» Given request: Below is a listing. Gather each line of it that contains "action".

** START Data provided **

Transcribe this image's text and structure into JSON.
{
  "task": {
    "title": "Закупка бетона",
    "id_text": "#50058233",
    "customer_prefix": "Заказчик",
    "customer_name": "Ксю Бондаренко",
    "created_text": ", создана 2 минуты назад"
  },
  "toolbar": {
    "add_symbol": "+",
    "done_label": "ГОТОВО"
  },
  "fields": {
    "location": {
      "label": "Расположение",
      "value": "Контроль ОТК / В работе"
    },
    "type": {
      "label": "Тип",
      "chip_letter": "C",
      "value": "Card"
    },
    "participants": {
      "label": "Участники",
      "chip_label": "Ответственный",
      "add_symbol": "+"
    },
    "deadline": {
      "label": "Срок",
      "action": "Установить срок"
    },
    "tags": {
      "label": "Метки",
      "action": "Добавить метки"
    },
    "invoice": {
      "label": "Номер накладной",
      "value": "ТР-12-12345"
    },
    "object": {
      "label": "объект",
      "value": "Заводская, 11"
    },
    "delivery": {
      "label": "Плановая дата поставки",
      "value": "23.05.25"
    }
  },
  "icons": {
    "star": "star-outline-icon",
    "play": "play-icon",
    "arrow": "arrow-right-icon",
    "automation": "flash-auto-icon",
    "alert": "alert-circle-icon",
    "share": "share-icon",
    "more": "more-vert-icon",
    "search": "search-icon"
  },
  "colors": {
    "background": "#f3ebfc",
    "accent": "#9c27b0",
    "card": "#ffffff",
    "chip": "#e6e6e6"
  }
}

** END Data provided **

» Exercise solution:
      "action": "Установить срок"
      "action": "Добавить метки"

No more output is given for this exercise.